# start of RECORDS SHOWN

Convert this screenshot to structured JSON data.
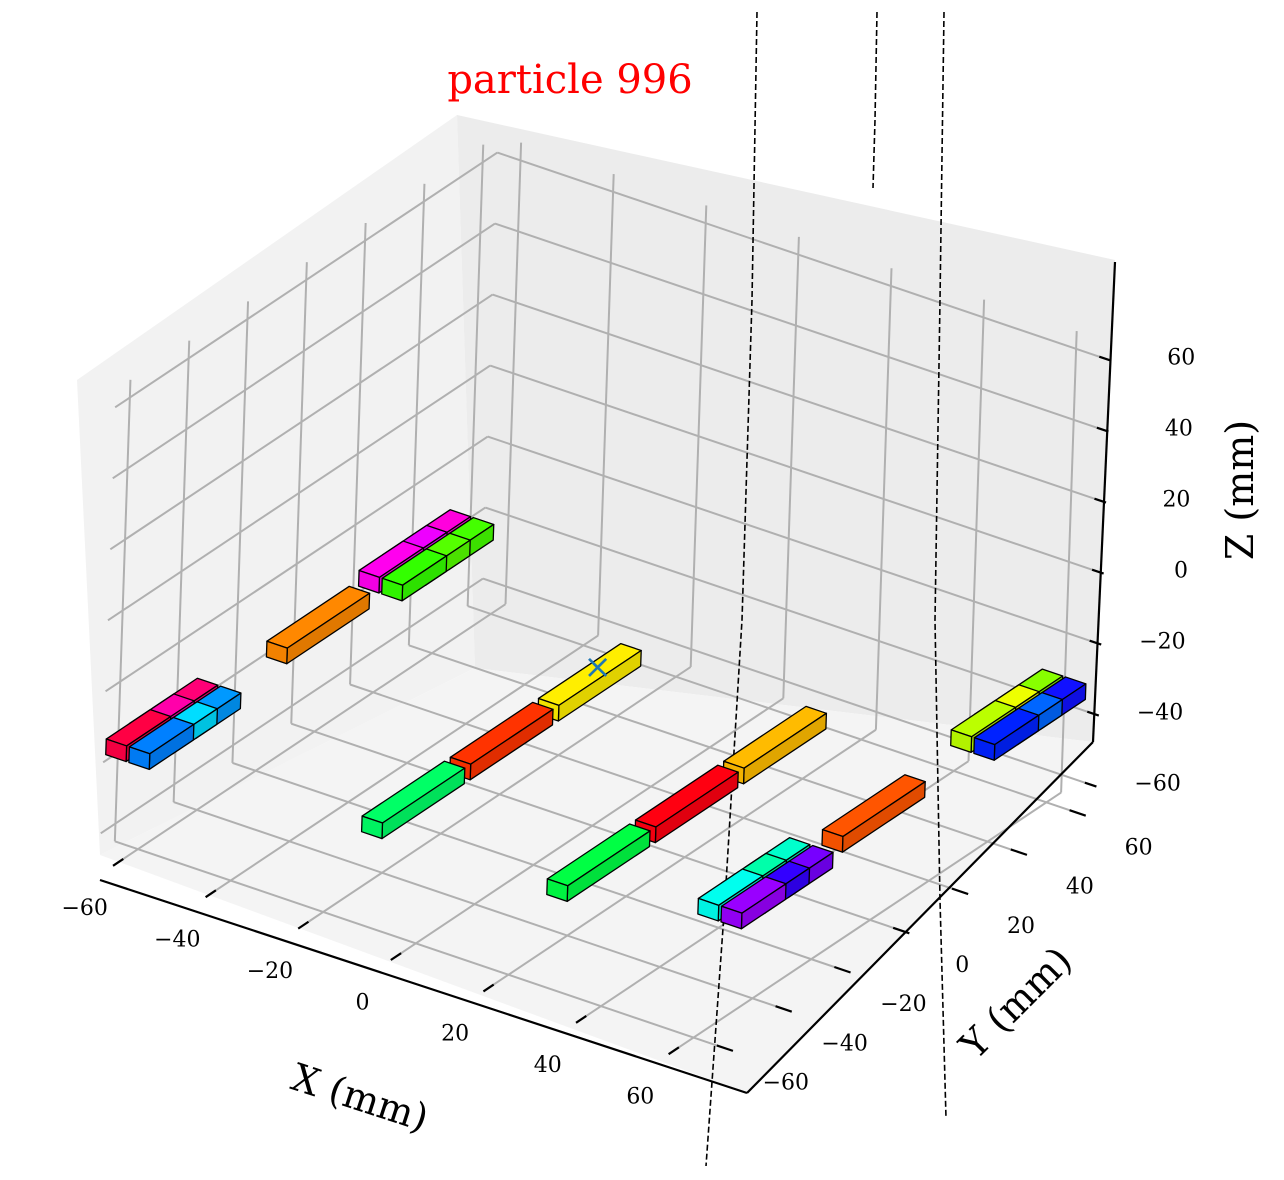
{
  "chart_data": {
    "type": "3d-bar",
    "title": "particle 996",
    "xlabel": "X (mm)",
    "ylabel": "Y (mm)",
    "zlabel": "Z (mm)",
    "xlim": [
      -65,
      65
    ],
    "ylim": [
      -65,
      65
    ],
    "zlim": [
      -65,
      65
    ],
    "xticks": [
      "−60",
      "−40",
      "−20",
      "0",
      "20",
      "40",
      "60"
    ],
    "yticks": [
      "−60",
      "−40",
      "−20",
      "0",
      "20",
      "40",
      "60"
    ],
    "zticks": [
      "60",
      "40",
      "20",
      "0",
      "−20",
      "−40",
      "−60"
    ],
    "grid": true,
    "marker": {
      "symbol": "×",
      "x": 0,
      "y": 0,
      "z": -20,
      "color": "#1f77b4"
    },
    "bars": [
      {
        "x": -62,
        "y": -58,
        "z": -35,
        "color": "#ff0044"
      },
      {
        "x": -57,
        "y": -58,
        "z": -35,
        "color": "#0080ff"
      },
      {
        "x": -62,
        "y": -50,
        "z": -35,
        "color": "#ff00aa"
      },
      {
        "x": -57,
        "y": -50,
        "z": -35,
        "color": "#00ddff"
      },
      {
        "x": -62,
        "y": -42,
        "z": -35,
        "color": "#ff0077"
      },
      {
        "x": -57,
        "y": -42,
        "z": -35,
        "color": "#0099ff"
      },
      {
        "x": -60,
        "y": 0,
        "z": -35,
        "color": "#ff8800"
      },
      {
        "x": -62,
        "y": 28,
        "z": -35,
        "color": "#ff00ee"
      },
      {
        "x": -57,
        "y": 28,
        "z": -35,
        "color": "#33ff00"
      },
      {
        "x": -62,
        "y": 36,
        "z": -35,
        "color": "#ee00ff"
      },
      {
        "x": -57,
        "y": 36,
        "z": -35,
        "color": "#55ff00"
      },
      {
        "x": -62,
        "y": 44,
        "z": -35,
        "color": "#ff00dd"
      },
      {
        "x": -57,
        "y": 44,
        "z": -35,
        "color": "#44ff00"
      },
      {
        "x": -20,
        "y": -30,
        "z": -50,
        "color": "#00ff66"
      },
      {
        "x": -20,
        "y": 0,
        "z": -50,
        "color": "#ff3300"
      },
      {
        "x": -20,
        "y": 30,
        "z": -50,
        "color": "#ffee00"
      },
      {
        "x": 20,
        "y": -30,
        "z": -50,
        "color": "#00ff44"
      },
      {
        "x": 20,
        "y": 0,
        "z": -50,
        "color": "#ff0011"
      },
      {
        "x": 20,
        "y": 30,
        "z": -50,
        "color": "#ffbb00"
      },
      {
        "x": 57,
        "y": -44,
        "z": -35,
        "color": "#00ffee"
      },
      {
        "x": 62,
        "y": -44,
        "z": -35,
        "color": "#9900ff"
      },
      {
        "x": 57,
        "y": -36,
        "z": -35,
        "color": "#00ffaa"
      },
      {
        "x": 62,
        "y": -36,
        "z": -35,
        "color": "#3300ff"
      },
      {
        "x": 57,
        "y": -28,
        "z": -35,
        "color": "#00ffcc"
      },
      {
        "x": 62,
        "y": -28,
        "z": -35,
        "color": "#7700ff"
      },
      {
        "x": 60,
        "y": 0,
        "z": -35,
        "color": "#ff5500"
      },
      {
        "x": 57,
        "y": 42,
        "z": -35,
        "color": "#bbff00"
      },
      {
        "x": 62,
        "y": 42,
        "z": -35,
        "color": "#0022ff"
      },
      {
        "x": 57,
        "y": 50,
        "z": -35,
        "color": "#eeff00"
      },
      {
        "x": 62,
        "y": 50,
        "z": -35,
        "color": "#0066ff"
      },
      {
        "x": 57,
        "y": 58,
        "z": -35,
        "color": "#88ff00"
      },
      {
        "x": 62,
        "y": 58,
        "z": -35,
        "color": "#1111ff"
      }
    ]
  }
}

# end of RECORDS SHOWN

Quote each entry above verbatim and drop the pictures.

→ **ANSWER TO THE PROBLEM**
Convert this screenshot to structured JSON data.
{
  "chart_data": {
    "type": "3d-bar",
    "title": "particle 996",
    "xlabel": "X (mm)",
    "ylabel": "Y (mm)",
    "zlabel": "Z (mm)",
    "xlim": [
      -65,
      65
    ],
    "ylim": [
      -65,
      65
    ],
    "zlim": [
      -65,
      65
    ],
    "xticks": [
      "−60",
      "−40",
      "−20",
      "0",
      "20",
      "40",
      "60"
    ],
    "yticks": [
      "−60",
      "−40",
      "−20",
      "0",
      "20",
      "40",
      "60"
    ],
    "zticks": [
      "60",
      "40",
      "20",
      "0",
      "−20",
      "−40",
      "−60"
    ],
    "grid": true,
    "marker": {
      "symbol": "×",
      "x": 0,
      "y": 0,
      "z": -20,
      "color": "#1f77b4"
    },
    "bars": [
      {
        "x": -62,
        "y": -58,
        "z": -35,
        "color": "#ff0044"
      },
      {
        "x": -57,
        "y": -58,
        "z": -35,
        "color": "#0080ff"
      },
      {
        "x": -62,
        "y": -50,
        "z": -35,
        "color": "#ff00aa"
      },
      {
        "x": -57,
        "y": -50,
        "z": -35,
        "color": "#00ddff"
      },
      {
        "x": -62,
        "y": -42,
        "z": -35,
        "color": "#ff0077"
      },
      {
        "x": -57,
        "y": -42,
        "z": -35,
        "color": "#0099ff"
      },
      {
        "x": -60,
        "y": 0,
        "z": -35,
        "color": "#ff8800"
      },
      {
        "x": -62,
        "y": 28,
        "z": -35,
        "color": "#ff00ee"
      },
      {
        "x": -57,
        "y": 28,
        "z": -35,
        "color": "#33ff00"
      },
      {
        "x": -62,
        "y": 36,
        "z": -35,
        "color": "#ee00ff"
      },
      {
        "x": -57,
        "y": 36,
        "z": -35,
        "color": "#55ff00"
      },
      {
        "x": -62,
        "y": 44,
        "z": -35,
        "color": "#ff00dd"
      },
      {
        "x": -57,
        "y": 44,
        "z": -35,
        "color": "#44ff00"
      },
      {
        "x": -20,
        "y": -30,
        "z": -50,
        "color": "#00ff66"
      },
      {
        "x": -20,
        "y": 0,
        "z": -50,
        "color": "#ff3300"
      },
      {
        "x": -20,
        "y": 30,
        "z": -50,
        "color": "#ffee00"
      },
      {
        "x": 20,
        "y": -30,
        "z": -50,
        "color": "#00ff44"
      },
      {
        "x": 20,
        "y": 0,
        "z": -50,
        "color": "#ff0011"
      },
      {
        "x": 20,
        "y": 30,
        "z": -50,
        "color": "#ffbb00"
      },
      {
        "x": 57,
        "y": -44,
        "z": -35,
        "color": "#00ffee"
      },
      {
        "x": 62,
        "y": -44,
        "z": -35,
        "color": "#9900ff"
      },
      {
        "x": 57,
        "y": -36,
        "z": -35,
        "color": "#00ffaa"
      },
      {
        "x": 62,
        "y": -36,
        "z": -35,
        "color": "#3300ff"
      },
      {
        "x": 57,
        "y": -28,
        "z": -35,
        "color": "#00ffcc"
      },
      {
        "x": 62,
        "y": -28,
        "z": -35,
        "color": "#7700ff"
      },
      {
        "x": 60,
        "y": 0,
        "z": -35,
        "color": "#ff5500"
      },
      {
        "x": 57,
        "y": 42,
        "z": -35,
        "color": "#bbff00"
      },
      {
        "x": 62,
        "y": 42,
        "z": -35,
        "color": "#0022ff"
      },
      {
        "x": 57,
        "y": 50,
        "z": -35,
        "color": "#eeff00"
      },
      {
        "x": 62,
        "y": 50,
        "z": -35,
        "color": "#0066ff"
      },
      {
        "x": 57,
        "y": 58,
        "z": -35,
        "color": "#88ff00"
      },
      {
        "x": 62,
        "y": 58,
        "z": -35,
        "color": "#1111ff"
      }
    ]
  }
}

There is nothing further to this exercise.